Excerpt:
....

Ryan Chartrand

A project that began more than a year ago culminated over winter break when NASA launched a rocket into space carrying equipment built by four Cal Poly aerospace engineering students.

Roland Coelho, Lori Brooks, Jonathan Brown and Wenshel Lan helped design the P-Pod CubeSat orbital delivery system, which was launched on a U.S. Air Force Minotaur rocket from Wallops Mid-Atlantic Flight Facility near Chincoteague, Va., on Dec. 16. The rocket will help researchers better understand the impact of space flight on microscopic life and biological mechanisms.

“It gave us a good taste of what the industry is like,” Brown said. “NASA built the satellite and we developed the deployer. We kind of acted as an interface between the launch vehicle and the satellite.”

Coelho, Brooks, Brown and Lan teamed with NASA Ames Research Center, the Center for Robotic Exploration and Space Technologies and students from both Stanford and Santa Clara universities on GeneSat-1, a 10-pound satellite which Coelho said carried E. coli for researchers to study.

Coelho and Lan were in Virginia before the launch to integrate their work into the rocket.

GeneSat-1 was deployed in space by the P-Pod, which Brown said is about 15 inches long. The experiment portion of the project ended Dec. 22, Coelho said.

....

Extracted entries:
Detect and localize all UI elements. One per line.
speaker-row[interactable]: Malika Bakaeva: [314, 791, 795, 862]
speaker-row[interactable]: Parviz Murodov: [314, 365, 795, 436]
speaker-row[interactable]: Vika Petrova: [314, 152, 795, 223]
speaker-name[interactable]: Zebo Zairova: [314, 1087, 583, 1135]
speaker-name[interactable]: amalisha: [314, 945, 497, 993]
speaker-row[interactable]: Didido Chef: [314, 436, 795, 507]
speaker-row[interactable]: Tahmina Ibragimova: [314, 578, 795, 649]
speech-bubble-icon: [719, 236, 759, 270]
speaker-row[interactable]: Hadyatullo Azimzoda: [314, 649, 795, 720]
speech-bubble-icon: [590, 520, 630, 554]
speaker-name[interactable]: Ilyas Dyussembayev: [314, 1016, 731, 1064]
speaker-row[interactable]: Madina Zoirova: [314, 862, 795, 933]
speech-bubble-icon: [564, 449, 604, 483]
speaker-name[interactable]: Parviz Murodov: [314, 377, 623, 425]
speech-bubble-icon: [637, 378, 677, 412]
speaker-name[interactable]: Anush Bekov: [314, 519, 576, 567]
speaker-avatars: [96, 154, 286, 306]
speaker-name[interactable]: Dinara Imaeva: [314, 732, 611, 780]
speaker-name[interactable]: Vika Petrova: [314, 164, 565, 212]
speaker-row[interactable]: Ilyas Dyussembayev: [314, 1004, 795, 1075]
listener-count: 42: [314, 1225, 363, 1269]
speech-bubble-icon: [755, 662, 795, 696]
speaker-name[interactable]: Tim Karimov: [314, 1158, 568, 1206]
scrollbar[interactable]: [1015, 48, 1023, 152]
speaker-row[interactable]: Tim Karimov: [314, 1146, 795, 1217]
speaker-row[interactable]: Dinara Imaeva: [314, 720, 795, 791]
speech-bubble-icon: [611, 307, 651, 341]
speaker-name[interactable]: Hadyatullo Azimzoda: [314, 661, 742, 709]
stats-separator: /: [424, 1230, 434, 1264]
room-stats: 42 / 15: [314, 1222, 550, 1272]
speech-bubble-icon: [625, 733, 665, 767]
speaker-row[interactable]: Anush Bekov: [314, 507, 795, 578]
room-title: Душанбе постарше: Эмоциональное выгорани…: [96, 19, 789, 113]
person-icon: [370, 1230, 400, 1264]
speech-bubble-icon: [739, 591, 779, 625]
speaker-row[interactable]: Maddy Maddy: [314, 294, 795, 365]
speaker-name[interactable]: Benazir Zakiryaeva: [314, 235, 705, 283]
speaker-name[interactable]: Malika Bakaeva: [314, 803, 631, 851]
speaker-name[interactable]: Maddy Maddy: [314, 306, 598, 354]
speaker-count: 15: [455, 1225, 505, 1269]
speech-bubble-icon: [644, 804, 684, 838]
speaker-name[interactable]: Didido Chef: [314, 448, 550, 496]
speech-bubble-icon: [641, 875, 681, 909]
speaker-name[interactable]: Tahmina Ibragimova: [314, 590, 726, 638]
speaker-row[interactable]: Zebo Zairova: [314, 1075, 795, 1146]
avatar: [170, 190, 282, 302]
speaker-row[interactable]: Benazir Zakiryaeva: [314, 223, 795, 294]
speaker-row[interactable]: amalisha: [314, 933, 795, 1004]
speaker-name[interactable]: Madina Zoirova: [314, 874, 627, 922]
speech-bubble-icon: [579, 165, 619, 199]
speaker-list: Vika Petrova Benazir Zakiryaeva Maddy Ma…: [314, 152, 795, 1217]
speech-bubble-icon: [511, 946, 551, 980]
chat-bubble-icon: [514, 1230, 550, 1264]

....

Exercise description:
Please repeat the stretch of the P-Pod launch article from "Coelho, Brooks, Brown" through "researchers to study.", switching "E. coli" to "yeast".

Solution:
Coelho, Brooks, Brown and Lan teamed with NASA Ames Research Center, the Center for Robotic Exploration and Space Technologies and students from both Stanford and Santa Clara universities on GeneSat-1, a 10-pound satellite which Coelho said carried yeast for researchers to study.